--- Start of Data provided ---

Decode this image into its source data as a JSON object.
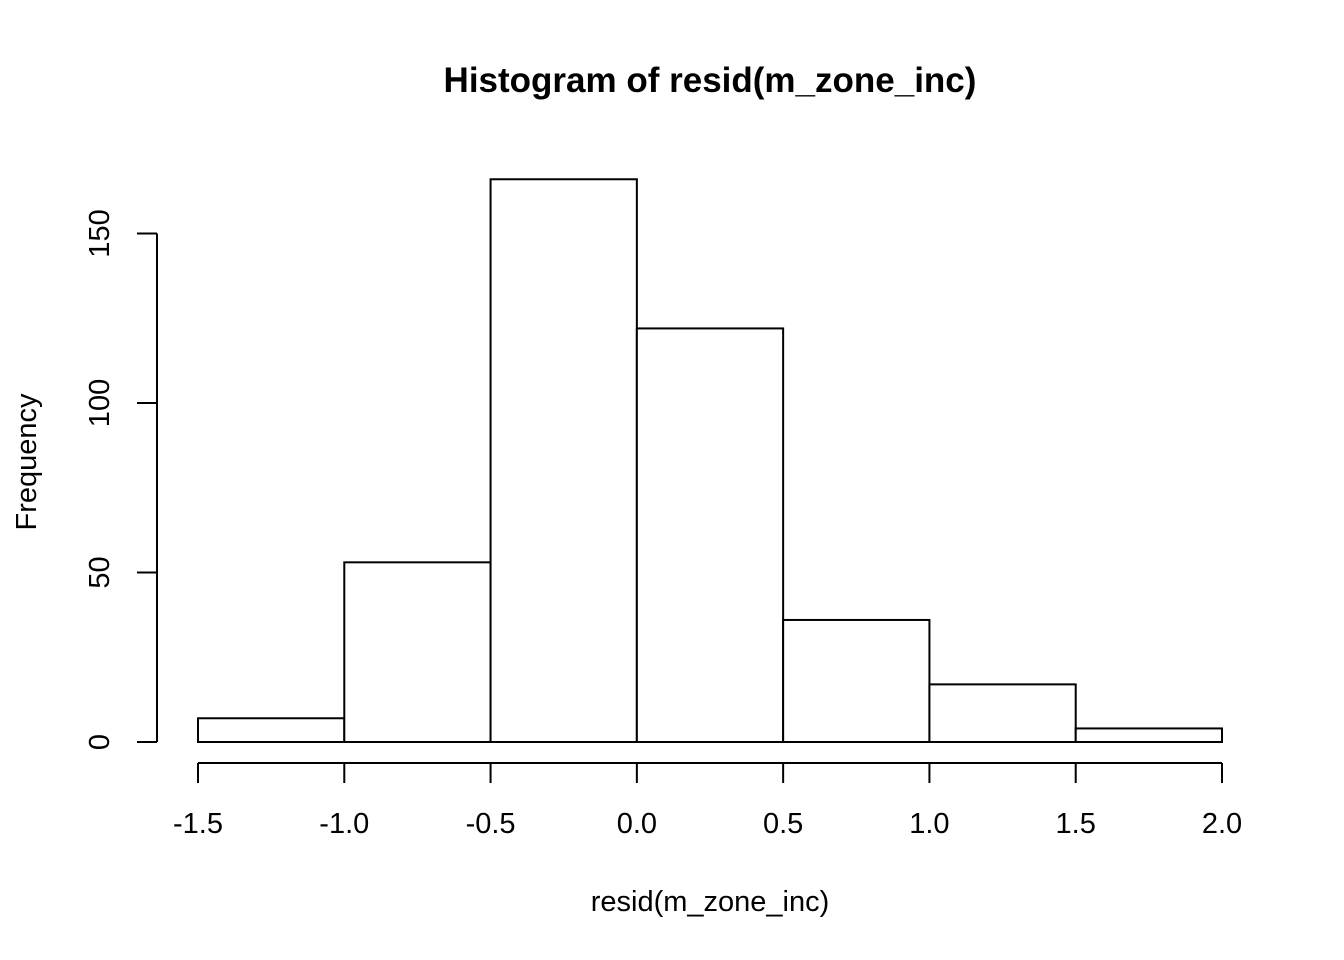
{
  "chart_data": {
    "type": "bar",
    "title": "Histogram of resid(m_zone_inc)",
    "xlabel": "resid(m_zone_inc)",
    "ylabel": "Frequency",
    "bins": [
      {
        "start": -1.5,
        "end": -1.0,
        "count": 7
      },
      {
        "start": -1.0,
        "end": -0.5,
        "count": 53
      },
      {
        "start": -0.5,
        "end": 0.0,
        "count": 166
      },
      {
        "start": 0.0,
        "end": 0.5,
        "count": 122
      },
      {
        "start": 0.5,
        "end": 1.0,
        "count": 36
      },
      {
        "start": 1.0,
        "end": 1.5,
        "count": 17
      },
      {
        "start": 1.5,
        "end": 2.0,
        "count": 4
      }
    ],
    "x_ticks": [
      -1.5,
      -1.0,
      -0.5,
      0.0,
      0.5,
      1.0,
      1.5,
      2.0
    ],
    "x_tick_labels": [
      "-1.5",
      "-1.0",
      "-0.5",
      "0.0",
      "0.5",
      "1.0",
      "1.5",
      "2.0"
    ],
    "y_ticks": [
      0,
      50,
      100,
      150
    ],
    "y_tick_labels": [
      "0",
      "50",
      "100",
      "150"
    ],
    "xlim": [
      -1.5,
      2.0
    ],
    "ylim": [
      0,
      166
    ],
    "grid": false,
    "bar_fill": "#ffffff",
    "bar_stroke": "#000000"
  }
}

--- End of Data provided ---

* _Exercise goal_:
Copy every entry exactly as written. Pictures are excluded.

* _Finished task_:
Decode this image into its source data as a JSON object.
{
  "chart_data": {
    "type": "bar",
    "title": "Histogram of resid(m_zone_inc)",
    "xlabel": "resid(m_zone_inc)",
    "ylabel": "Frequency",
    "bins": [
      {
        "start": -1.5,
        "end": -1.0,
        "count": 7
      },
      {
        "start": -1.0,
        "end": -0.5,
        "count": 53
      },
      {
        "start": -0.5,
        "end": 0.0,
        "count": 166
      },
      {
        "start": 0.0,
        "end": 0.5,
        "count": 122
      },
      {
        "start": 0.5,
        "end": 1.0,
        "count": 36
      },
      {
        "start": 1.0,
        "end": 1.5,
        "count": 17
      },
      {
        "start": 1.5,
        "end": 2.0,
        "count": 4
      }
    ],
    "x_ticks": [
      -1.5,
      -1.0,
      -0.5,
      0.0,
      0.5,
      1.0,
      1.5,
      2.0
    ],
    "x_tick_labels": [
      "-1.5",
      "-1.0",
      "-0.5",
      "0.0",
      "0.5",
      "1.0",
      "1.5",
      "2.0"
    ],
    "y_ticks": [
      0,
      50,
      100,
      150
    ],
    "y_tick_labels": [
      "0",
      "50",
      "100",
      "150"
    ],
    "xlim": [
      -1.5,
      2.0
    ],
    "ylim": [
      0,
      166
    ],
    "grid": false,
    "bar_fill": "#ffffff",
    "bar_stroke": "#000000"
  }
}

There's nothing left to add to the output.